Stated task —
Show, in full, each line of the data that contains "content".

◆ ◆ ◆ ◆ ◆ ◆ ◆

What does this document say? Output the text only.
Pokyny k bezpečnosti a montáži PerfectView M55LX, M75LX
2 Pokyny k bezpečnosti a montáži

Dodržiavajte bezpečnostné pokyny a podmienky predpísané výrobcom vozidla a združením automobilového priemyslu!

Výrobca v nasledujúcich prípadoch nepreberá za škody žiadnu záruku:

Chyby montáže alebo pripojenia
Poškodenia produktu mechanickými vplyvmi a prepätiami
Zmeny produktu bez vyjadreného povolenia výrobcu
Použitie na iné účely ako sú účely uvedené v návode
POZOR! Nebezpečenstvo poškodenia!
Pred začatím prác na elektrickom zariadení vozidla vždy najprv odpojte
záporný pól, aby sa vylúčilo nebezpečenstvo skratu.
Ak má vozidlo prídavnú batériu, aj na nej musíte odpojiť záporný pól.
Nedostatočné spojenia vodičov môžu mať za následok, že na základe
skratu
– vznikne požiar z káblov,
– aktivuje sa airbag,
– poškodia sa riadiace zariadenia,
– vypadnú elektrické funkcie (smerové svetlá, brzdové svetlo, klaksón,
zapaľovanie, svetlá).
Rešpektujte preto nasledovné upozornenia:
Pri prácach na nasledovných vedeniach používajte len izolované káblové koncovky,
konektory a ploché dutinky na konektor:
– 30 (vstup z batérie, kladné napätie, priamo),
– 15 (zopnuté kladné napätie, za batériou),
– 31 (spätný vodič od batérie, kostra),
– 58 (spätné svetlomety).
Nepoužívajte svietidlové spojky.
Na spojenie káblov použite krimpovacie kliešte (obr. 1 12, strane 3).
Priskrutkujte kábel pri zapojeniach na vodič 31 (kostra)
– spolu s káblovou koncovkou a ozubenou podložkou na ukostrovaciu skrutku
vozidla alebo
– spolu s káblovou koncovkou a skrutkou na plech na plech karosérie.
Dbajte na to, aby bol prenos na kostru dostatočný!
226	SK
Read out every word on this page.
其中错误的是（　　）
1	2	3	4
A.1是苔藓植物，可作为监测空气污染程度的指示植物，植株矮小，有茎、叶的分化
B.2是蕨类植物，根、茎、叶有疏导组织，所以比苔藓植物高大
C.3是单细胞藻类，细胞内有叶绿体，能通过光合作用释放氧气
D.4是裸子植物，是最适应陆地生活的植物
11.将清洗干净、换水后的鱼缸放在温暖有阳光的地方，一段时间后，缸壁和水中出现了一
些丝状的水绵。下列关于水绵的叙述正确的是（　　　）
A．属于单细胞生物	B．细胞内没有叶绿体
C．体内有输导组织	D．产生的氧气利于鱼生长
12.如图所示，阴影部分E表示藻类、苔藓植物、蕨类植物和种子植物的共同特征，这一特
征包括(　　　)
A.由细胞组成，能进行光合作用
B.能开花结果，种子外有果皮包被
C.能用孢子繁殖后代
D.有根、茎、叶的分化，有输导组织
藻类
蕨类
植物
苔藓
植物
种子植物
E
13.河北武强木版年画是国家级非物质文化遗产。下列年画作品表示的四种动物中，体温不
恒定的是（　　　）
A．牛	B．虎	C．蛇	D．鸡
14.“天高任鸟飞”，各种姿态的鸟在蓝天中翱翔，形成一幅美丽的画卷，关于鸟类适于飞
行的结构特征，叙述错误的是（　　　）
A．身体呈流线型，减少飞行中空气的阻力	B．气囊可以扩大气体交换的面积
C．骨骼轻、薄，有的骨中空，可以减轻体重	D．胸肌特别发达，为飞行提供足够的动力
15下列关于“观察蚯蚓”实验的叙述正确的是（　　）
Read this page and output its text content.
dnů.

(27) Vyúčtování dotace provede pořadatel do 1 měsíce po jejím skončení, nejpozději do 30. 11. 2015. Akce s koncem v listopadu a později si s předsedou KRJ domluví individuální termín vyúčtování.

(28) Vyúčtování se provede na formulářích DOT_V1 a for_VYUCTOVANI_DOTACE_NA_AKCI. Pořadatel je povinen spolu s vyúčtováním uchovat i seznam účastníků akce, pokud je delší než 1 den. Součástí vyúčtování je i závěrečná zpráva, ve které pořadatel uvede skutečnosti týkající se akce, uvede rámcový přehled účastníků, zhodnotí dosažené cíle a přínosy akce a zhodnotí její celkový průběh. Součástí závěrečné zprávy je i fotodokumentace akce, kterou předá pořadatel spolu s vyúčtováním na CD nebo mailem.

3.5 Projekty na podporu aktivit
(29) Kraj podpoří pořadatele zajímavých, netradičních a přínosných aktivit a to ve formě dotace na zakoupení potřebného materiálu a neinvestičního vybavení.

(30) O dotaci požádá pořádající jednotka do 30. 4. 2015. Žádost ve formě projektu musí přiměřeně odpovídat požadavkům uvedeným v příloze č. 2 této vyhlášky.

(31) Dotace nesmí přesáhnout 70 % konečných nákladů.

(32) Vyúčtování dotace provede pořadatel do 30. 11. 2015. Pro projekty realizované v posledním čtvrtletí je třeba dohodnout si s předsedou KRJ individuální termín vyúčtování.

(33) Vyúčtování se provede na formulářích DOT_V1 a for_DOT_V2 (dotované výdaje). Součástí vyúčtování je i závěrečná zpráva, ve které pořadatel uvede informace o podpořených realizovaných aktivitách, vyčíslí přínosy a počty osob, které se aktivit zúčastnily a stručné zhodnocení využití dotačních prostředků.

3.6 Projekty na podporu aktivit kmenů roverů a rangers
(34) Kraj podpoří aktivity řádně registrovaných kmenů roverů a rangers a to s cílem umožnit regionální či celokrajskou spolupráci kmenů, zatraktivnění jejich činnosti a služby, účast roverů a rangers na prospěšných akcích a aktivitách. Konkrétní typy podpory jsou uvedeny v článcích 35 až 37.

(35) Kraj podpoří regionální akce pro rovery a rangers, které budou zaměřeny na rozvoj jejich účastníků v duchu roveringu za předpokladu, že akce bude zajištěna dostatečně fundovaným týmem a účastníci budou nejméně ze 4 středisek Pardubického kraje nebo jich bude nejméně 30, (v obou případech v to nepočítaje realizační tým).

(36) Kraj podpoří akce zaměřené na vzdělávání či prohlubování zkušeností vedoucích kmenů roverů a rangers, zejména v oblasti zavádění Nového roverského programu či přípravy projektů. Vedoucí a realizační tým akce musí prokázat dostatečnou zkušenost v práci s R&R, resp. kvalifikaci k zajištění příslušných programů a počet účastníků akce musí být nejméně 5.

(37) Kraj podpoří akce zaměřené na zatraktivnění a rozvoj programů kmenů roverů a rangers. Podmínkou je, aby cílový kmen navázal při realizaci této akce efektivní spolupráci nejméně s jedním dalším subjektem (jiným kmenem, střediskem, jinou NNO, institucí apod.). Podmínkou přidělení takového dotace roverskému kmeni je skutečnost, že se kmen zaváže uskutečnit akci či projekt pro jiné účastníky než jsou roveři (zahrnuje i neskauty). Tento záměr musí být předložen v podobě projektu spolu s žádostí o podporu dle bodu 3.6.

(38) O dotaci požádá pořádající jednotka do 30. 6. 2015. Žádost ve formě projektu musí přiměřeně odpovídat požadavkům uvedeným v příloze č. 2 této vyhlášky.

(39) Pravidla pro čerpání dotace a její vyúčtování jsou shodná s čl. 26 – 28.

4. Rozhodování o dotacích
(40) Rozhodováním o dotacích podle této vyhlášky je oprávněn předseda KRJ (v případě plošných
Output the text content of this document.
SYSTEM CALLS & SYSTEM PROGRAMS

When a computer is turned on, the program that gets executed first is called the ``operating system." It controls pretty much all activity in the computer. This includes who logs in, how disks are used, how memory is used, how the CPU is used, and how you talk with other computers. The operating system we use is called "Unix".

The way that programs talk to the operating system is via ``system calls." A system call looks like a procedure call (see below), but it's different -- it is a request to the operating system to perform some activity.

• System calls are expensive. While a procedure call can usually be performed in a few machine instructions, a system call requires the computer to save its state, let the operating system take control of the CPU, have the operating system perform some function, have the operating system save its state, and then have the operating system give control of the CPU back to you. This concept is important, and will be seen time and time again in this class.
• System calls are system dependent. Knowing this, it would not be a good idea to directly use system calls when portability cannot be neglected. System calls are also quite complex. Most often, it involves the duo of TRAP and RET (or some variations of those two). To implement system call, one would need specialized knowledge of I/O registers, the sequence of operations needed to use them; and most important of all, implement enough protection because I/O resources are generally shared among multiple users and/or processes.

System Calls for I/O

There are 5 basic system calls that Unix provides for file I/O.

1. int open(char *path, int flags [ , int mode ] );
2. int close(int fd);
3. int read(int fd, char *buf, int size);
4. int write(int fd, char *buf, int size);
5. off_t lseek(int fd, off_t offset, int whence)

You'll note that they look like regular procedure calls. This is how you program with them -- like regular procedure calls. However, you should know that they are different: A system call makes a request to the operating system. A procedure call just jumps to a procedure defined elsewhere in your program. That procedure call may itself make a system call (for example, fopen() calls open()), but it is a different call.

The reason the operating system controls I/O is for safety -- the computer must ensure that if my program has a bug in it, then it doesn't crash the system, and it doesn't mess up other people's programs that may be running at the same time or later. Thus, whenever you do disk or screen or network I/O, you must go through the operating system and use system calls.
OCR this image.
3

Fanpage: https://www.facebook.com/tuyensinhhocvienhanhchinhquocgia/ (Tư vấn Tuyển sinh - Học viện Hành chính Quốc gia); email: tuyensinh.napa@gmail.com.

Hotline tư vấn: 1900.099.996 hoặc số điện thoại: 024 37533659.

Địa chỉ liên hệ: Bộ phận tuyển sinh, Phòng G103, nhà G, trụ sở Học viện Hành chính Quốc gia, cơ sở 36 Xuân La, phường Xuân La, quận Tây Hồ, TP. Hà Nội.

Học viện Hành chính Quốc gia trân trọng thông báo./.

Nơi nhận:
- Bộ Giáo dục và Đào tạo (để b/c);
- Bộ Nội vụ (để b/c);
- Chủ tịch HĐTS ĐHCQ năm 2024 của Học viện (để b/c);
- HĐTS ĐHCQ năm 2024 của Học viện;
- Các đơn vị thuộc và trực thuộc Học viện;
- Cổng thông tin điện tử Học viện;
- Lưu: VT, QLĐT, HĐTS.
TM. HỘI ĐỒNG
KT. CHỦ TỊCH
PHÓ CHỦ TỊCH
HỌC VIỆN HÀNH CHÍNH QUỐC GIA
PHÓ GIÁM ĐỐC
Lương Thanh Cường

◆ ◆ ◆ ◆ ◆ ◆ ◆

Result for this exercise —
Read this page and output its text content.
Output the text content of this document.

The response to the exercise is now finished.